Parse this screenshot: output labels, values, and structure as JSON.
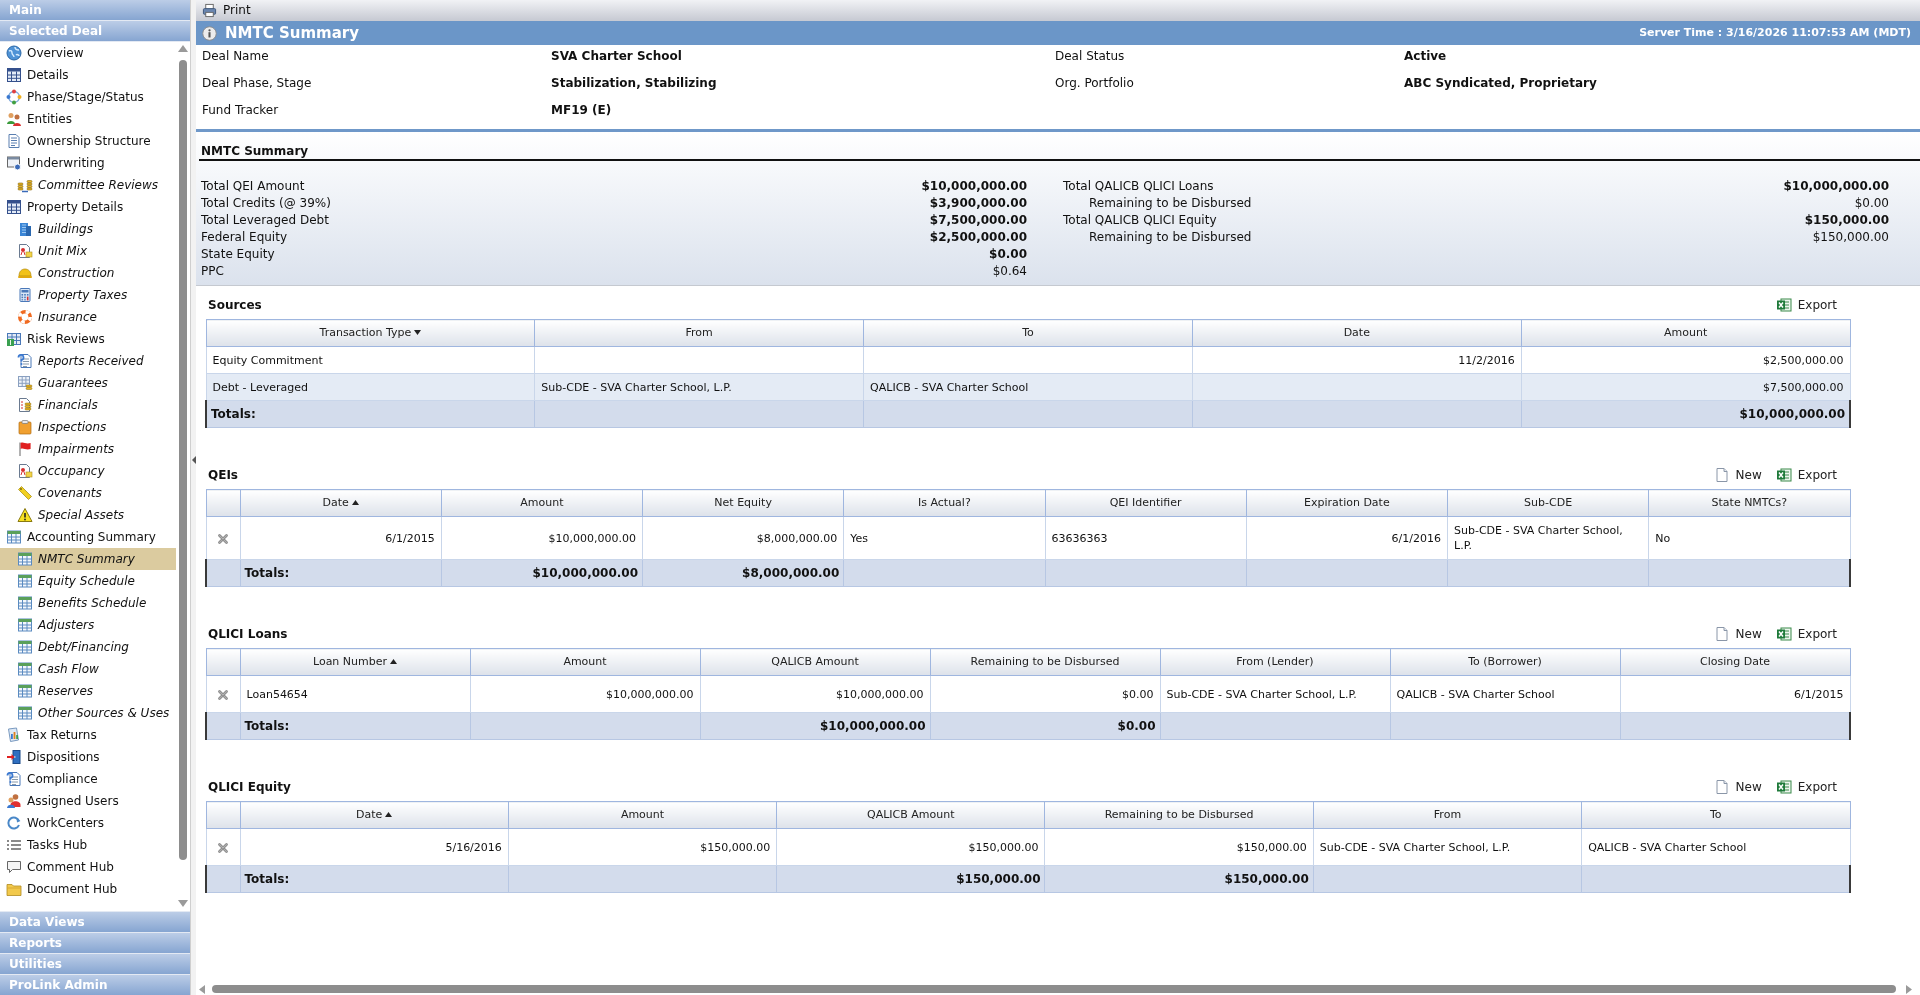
{
  "sidebar": {
    "headers": [
      {
        "label": "Main"
      },
      {
        "label": "Selected Deal"
      }
    ],
    "items": [
      {
        "label": "Overview",
        "selected": false
      },
      {
        "label": "Details",
        "selected": false
      },
      {
        "label": "Phase/Stage/Status",
        "selected": false
      },
      {
        "label": "Entities",
        "selected": false
      },
      {
        "label": "Ownership Structure",
        "selected": false
      },
      {
        "label": "Underwriting",
        "selected": false,
        "children": [
          {
            "label": "Committee Reviews",
            "selected": false
          }
        ]
      },
      {
        "label": "Property Details",
        "selected": false,
        "children": [
          {
            "label": "Buildings",
            "selected": false
          },
          {
            "label": "Unit Mix",
            "selected": false
          },
          {
            "label": "Construction",
            "selected": false
          },
          {
            "label": "Property Taxes",
            "selected": false
          },
          {
            "label": "Insurance",
            "selected": false
          }
        ]
      },
      {
        "label": "Risk Reviews",
        "selected": false,
        "children": [
          {
            "label": "Reports Received",
            "selected": false
          },
          {
            "label": "Guarantees",
            "selected": false
          },
          {
            "label": "Financials",
            "selected": false
          },
          {
            "label": "Inspections",
            "selected": false
          },
          {
            "label": "Impairments",
            "selected": false
          },
          {
            "label": "Occupancy",
            "selected": false
          },
          {
            "label": "Covenants",
            "selected": false
          },
          {
            "label": "Special Assets",
            "selected": false
          }
        ]
      },
      {
        "label": "Accounting Summary",
        "selected": false,
        "children": [
          {
            "label": "NMTC Summary",
            "selected": true
          },
          {
            "label": "Equity Schedule",
            "selected": false
          },
          {
            "label": "Benefits Schedule",
            "selected": false
          },
          {
            "label": "Adjusters",
            "selected": false
          },
          {
            "label": "Debt/Financing",
            "selected": false
          },
          {
            "label": "Cash Flow",
            "selected": false
          },
          {
            "label": "Reserves",
            "selected": false
          },
          {
            "label": "Other Sources & Uses",
            "selected": false
          }
        ]
      },
      {
        "label": "Tax Returns",
        "selected": false
      },
      {
        "label": "Dispositions",
        "selected": false
      },
      {
        "label": "Compliance",
        "selected": false
      },
      {
        "label": "Assigned Users",
        "selected": false
      },
      {
        "label": "WorkCenters",
        "selected": false
      },
      {
        "label": "Tasks Hub",
        "selected": false
      },
      {
        "label": "Comment Hub",
        "selected": false
      },
      {
        "label": "Document Hub",
        "selected": false
      }
    ],
    "footer_headers": [
      {
        "label": "Data Views"
      },
      {
        "label": "Reports"
      },
      {
        "label": "Utilities"
      },
      {
        "label": "ProLink Admin"
      }
    ]
  },
  "toolbar": {
    "print_label": "Print"
  },
  "title_bar": {
    "title": "NMTC Summary",
    "server_time": "Server Time : 3/16/2026 11:07:53 AM (MDT)"
  },
  "deal_info": {
    "rows": [
      {
        "fields": [
          {
            "label": "Deal Name",
            "value": "SVA Charter School"
          },
          {
            "label": "Deal Status",
            "value": "Active"
          }
        ]
      },
      {
        "fields": [
          {
            "label": "Deal Phase, Stage",
            "value": "Stabilization, Stabilizing"
          },
          {
            "label": "Org. Portfolio",
            "value": "ABC Syndicated, Proprietary"
          }
        ]
      },
      {
        "fields": [
          {
            "label": "Fund Tracker",
            "value": "MF19 (E)"
          }
        ]
      }
    ]
  },
  "nmtc_summary": {
    "title": "NMTC Summary",
    "left": [
      {
        "label": "Total QEI Amount",
        "value": "$10,000,000.00",
        "bold": true
      },
      {
        "label": "Total Credits (@ 39%)",
        "value": "$3,900,000.00",
        "bold": true
      },
      {
        "label": "Total Leveraged Debt",
        "value": "$7,500,000.00",
        "bold": true
      },
      {
        "label": "Federal Equity",
        "value": "$2,500,000.00",
        "bold": true
      },
      {
        "label": "State Equity",
        "value": "$0.00",
        "bold": true
      },
      {
        "label": "PPC",
        "value": "$0.64",
        "bold": false
      }
    ],
    "right": [
      {
        "label": "Total QALICB QLICI Loans",
        "value": "$10,000,000.00",
        "bold": true,
        "children": [
          {
            "label": "Remaining to be Disbursed",
            "value": "$0.00",
            "bold": false
          }
        ]
      },
      {
        "label": "Total QALICB QLICI Equity",
        "value": "$150,000.00",
        "bold": true,
        "children": [
          {
            "label": "Remaining to be Disbursed",
            "value": "$150,000.00",
            "bold": false
          }
        ]
      }
    ]
  },
  "tables": [
    {
      "title": "Sources",
      "deletable": false,
      "actions": [
        {
          "kind": "export",
          "label": "Export"
        }
      ],
      "columns": [
        {
          "label": "Transaction Type",
          "kind": "text",
          "sorted": true,
          "ascending": false
        },
        {
          "label": "From",
          "kind": "text",
          "sorted": false
        },
        {
          "label": "To",
          "kind": "text",
          "sorted": false
        },
        {
          "label": "Date",
          "kind": "date",
          "sorted": false
        },
        {
          "label": "Amount",
          "kind": "money",
          "sorted": false
        }
      ],
      "rows": [
        {
          "cells": [
            "Equity Commitment",
            null,
            null,
            "11/2/2016",
            "$2,500,000.00"
          ]
        },
        {
          "cells": [
            "Debt - Leveraged",
            "Sub-CDE - SVA Charter School, L.P.",
            "QALICB - SVA Charter School",
            null,
            "$7,500,000.00"
          ]
        }
      ],
      "totals": {
        "label": "Totals:",
        "cells": [
          null,
          null,
          null,
          "$10,000,000.00"
        ]
      }
    },
    {
      "title": "QEIs",
      "deletable": true,
      "actions": [
        {
          "kind": "new",
          "label": "New"
        },
        {
          "kind": "export",
          "label": "Export"
        }
      ],
      "columns": [
        {
          "label": "Date",
          "kind": "date",
          "sorted": true,
          "ascending": true
        },
        {
          "label": "Amount",
          "kind": "money",
          "sorted": false
        },
        {
          "label": "Net Equity",
          "kind": "money",
          "sorted": false
        },
        {
          "label": "Is Actual?",
          "kind": "text",
          "sorted": false
        },
        {
          "label": "QEI Identifier",
          "kind": "text",
          "sorted": false
        },
        {
          "label": "Expiration Date",
          "kind": "date",
          "sorted": false
        },
        {
          "label": "Sub-CDE",
          "kind": "text",
          "sorted": false
        },
        {
          "label": "State NMTCs?",
          "kind": "text",
          "sorted": false
        }
      ],
      "rows": [
        {
          "cells": [
            "6/1/2015",
            "$10,000,000.00",
            "$8,000,000.00",
            "Yes",
            "63636363",
            "6/1/2016",
            "Sub-CDE - SVA Charter School, L.P.",
            "No"
          ]
        }
      ],
      "totals": {
        "label": "Totals:",
        "cells": [
          "$10,000,000.00",
          "$8,000,000.00",
          null,
          null,
          null,
          null,
          null
        ]
      }
    },
    {
      "title": "QLICI Loans",
      "deletable": true,
      "actions": [
        {
          "kind": "new",
          "label": "New"
        },
        {
          "kind": "export",
          "label": "Export"
        }
      ],
      "columns": [
        {
          "label": "Loan Number",
          "kind": "text",
          "sorted": true,
          "ascending": true
        },
        {
          "label": "Amount",
          "kind": "money",
          "sorted": false
        },
        {
          "label": "QALICB Amount",
          "kind": "money",
          "sorted": false
        },
        {
          "label": "Remaining to be Disbursed",
          "kind": "money",
          "sorted": false
        },
        {
          "label": "From (Lender)",
          "kind": "text",
          "sorted": false
        },
        {
          "label": "To (Borrower)",
          "kind": "text",
          "sorted": false
        },
        {
          "label": "Closing Date",
          "kind": "date",
          "sorted": false
        }
      ],
      "rows": [
        {
          "cells": [
            "Loan54654",
            "$10,000,000.00",
            "$10,000,000.00",
            "$0.00",
            "Sub-CDE - SVA Charter School, L.P.",
            "QALICB - SVA Charter School",
            "6/1/2015"
          ]
        }
      ],
      "totals": {
        "label": "Totals:",
        "cells": [
          null,
          "$10,000,000.00",
          "$0.00",
          null,
          null,
          null
        ]
      }
    },
    {
      "title": "QLICI Equity",
      "deletable": true,
      "actions": [
        {
          "kind": "new",
          "label": "New"
        },
        {
          "kind": "export",
          "label": "Export"
        }
      ],
      "columns": [
        {
          "label": "Date",
          "kind": "date",
          "sorted": true,
          "ascending": true
        },
        {
          "label": "Amount",
          "kind": "money",
          "sorted": false
        },
        {
          "label": "QALICB Amount",
          "kind": "money",
          "sorted": false
        },
        {
          "label": "Remaining to be Disbursed",
          "kind": "money",
          "sorted": false
        },
        {
          "label": "From",
          "kind": "text",
          "sorted": false
        },
        {
          "label": "To",
          "kind": "text",
          "sorted": false
        }
      ],
      "rows": [
        {
          "cells": [
            "5/16/2016",
            "$150,000.00",
            "$150,000.00",
            "$150,000.00",
            "Sub-CDE - SVA Charter School, L.P.",
            "QALICB - SVA Charter School"
          ]
        }
      ],
      "totals": {
        "label": "Totals:",
        "cells": [
          null,
          "$150,000.00",
          "$150,000.00",
          null,
          null
        ]
      }
    }
  ]
}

------------------------------------

### The problem
Gather each line of the listing containing the word "Debt" and show it.

### The reply
            "label": "Debt/Financing",
        "label": "Total Leveraged Debt",
            "Debt - Leveraged",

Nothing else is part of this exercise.